[Dataset entries]
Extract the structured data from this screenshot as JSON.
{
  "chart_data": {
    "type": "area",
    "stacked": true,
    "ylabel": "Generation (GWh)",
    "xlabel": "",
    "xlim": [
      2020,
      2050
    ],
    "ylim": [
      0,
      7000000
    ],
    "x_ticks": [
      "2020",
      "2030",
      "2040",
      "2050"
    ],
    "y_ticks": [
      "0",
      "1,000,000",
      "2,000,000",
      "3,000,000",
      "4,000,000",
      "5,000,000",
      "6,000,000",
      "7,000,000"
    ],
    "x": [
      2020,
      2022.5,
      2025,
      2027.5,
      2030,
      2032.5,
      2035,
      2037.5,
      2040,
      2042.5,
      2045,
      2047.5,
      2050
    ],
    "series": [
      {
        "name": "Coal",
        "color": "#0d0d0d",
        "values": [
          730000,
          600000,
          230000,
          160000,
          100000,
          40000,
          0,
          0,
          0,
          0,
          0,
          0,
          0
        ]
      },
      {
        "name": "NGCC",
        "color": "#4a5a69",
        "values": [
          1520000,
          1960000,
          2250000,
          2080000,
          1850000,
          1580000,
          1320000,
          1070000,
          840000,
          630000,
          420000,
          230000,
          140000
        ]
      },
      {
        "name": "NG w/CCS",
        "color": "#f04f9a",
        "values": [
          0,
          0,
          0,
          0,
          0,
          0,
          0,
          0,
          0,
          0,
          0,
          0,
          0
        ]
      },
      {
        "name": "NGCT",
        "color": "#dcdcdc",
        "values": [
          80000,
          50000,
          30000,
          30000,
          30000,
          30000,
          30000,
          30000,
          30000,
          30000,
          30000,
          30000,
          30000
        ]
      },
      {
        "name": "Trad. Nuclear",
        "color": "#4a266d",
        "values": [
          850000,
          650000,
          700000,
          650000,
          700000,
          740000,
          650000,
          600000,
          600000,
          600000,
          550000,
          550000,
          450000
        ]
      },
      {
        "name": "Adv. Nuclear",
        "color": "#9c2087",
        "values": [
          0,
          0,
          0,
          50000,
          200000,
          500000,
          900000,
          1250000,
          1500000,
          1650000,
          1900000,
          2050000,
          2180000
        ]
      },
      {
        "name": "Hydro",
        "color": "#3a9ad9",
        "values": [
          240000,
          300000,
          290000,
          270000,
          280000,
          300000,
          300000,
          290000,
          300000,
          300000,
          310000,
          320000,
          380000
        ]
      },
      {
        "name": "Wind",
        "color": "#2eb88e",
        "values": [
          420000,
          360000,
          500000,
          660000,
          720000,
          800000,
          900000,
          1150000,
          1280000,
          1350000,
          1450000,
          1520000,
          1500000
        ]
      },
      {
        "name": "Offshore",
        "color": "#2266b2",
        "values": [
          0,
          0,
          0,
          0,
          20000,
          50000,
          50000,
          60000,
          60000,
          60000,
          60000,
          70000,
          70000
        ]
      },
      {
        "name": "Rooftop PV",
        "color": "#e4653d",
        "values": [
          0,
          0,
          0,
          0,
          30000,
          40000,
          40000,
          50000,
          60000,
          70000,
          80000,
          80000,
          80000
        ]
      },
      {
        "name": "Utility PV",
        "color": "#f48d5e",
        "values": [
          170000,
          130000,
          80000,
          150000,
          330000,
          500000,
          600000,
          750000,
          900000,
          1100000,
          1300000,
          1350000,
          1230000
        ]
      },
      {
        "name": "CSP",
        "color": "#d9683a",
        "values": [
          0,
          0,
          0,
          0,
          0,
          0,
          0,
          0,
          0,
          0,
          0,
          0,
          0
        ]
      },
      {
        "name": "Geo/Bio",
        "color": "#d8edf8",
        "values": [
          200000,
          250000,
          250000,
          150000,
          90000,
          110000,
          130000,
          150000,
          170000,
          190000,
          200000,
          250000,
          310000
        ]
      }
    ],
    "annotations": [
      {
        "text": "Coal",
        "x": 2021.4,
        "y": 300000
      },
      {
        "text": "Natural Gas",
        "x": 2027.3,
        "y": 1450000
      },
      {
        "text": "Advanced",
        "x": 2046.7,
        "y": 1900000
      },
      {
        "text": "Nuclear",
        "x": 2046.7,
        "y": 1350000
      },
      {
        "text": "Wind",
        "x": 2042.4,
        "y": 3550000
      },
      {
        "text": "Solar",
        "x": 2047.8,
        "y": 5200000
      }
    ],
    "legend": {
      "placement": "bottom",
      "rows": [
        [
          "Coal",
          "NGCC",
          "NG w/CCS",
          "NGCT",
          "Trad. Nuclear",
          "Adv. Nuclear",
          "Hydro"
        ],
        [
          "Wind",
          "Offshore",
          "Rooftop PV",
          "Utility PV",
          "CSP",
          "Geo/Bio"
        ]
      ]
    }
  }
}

◆ EXERCISE AIM ◆
Please reproduce each line exactly as written.

◆ WRITTEN REPLY ◆
Extract the structured data from this screenshot as JSON.
{
  "chart_data": {
    "type": "area",
    "stacked": true,
    "ylabel": "Generation (GWh)",
    "xlabel": "",
    "xlim": [
      2020,
      2050
    ],
    "ylim": [
      0,
      7000000
    ],
    "x_ticks": [
      "2020",
      "2030",
      "2040",
      "2050"
    ],
    "y_ticks": [
      "0",
      "1,000,000",
      "2,000,000",
      "3,000,000",
      "4,000,000",
      "5,000,000",
      "6,000,000",
      "7,000,000"
    ],
    "x": [
      2020,
      2022.5,
      2025,
      2027.5,
      2030,
      2032.5,
      2035,
      2037.5,
      2040,
      2042.5,
      2045,
      2047.5,
      2050
    ],
    "series": [
      {
        "name": "Coal",
        "color": "#0d0d0d",
        "values": [
          730000,
          600000,
          230000,
          160000,
          100000,
          40000,
          0,
          0,
          0,
          0,
          0,
          0,
          0
        ]
      },
      {
        "name": "NGCC",
        "color": "#4a5a69",
        "values": [
          1520000,
          1960000,
          2250000,
          2080000,
          1850000,
          1580000,
          1320000,
          1070000,
          840000,
          630000,
          420000,
          230000,
          140000
        ]
      },
      {
        "name": "NG w/CCS",
        "color": "#f04f9a",
        "values": [
          0,
          0,
          0,
          0,
          0,
          0,
          0,
          0,
          0,
          0,
          0,
          0,
          0
        ]
      },
      {
        "name": "NGCT",
        "color": "#dcdcdc",
        "values": [
          80000,
          50000,
          30000,
          30000,
          30000,
          30000,
          30000,
          30000,
          30000,
          30000,
          30000,
          30000,
          30000
        ]
      },
      {
        "name": "Trad. Nuclear",
        "color": "#4a266d",
        "values": [
          850000,
          650000,
          700000,
          650000,
          700000,
          740000,
          650000,
          600000,
          600000,
          600000,
          550000,
          550000,
          450000
        ]
      },
      {
        "name": "Adv. Nuclear",
        "color": "#9c2087",
        "values": [
          0,
          0,
          0,
          50000,
          200000,
          500000,
          900000,
          1250000,
          1500000,
          1650000,
          1900000,
          2050000,
          2180000
        ]
      },
      {
        "name": "Hydro",
        "color": "#3a9ad9",
        "values": [
          240000,
          300000,
          290000,
          270000,
          280000,
          300000,
          300000,
          290000,
          300000,
          300000,
          310000,
          320000,
          380000
        ]
      },
      {
        "name": "Wind",
        "color": "#2eb88e",
        "values": [
          420000,
          360000,
          500000,
          660000,
          720000,
          800000,
          900000,
          1150000,
          1280000,
          1350000,
          1450000,
          1520000,
          1500000
        ]
      },
      {
        "name": "Offshore",
        "color": "#2266b2",
        "values": [
          0,
          0,
          0,
          0,
          20000,
          50000,
          50000,
          60000,
          60000,
          60000,
          60000,
          70000,
          70000
        ]
      },
      {
        "name": "Rooftop PV",
        "color": "#e4653d",
        "values": [
          0,
          0,
          0,
          0,
          30000,
          40000,
          40000,
          50000,
          60000,
          70000,
          80000,
          80000,
          80000
        ]
      },
      {
        "name": "Utility PV",
        "color": "#f48d5e",
        "values": [
          170000,
          130000,
          80000,
          150000,
          330000,
          500000,
          600000,
          750000,
          900000,
          1100000,
          1300000,
          1350000,
          1230000
        ]
      },
      {
        "name": "CSP",
        "color": "#d9683a",
        "values": [
          0,
          0,
          0,
          0,
          0,
          0,
          0,
          0,
          0,
          0,
          0,
          0,
          0
        ]
      },
      {
        "name": "Geo/Bio",
        "color": "#d8edf8",
        "values": [
          200000,
          250000,
          250000,
          150000,
          90000,
          110000,
          130000,
          150000,
          170000,
          190000,
          200000,
          250000,
          310000
        ]
      }
    ],
    "annotations": [
      {
        "text": "Coal",
        "x": 2021.4,
        "y": 300000
      },
      {
        "text": "Natural Gas",
        "x": 2027.3,
        "y": 1450000
      },
      {
        "text": "Advanced",
        "x": 2046.7,
        "y": 1900000
      },
      {
        "text": "Nuclear",
        "x": 2046.7,
        "y": 1350000
      },
      {
        "text": "Wind",
        "x": 2042.4,
        "y": 3550000
      },
      {
        "text": "Solar",
        "x": 2047.8,
        "y": 5200000
      }
    ],
    "legend": {
      "placement": "bottom",
      "rows": [
        [
          "Coal",
          "NGCC",
          "NG w/CCS",
          "NGCT",
          "Trad. Nuclear",
          "Adv. Nuclear",
          "Hydro"
        ],
        [
          "Wind",
          "Offshore",
          "Rooftop PV",
          "Utility PV",
          "CSP",
          "Geo/Bio"
        ]
      ]
    }
  }
}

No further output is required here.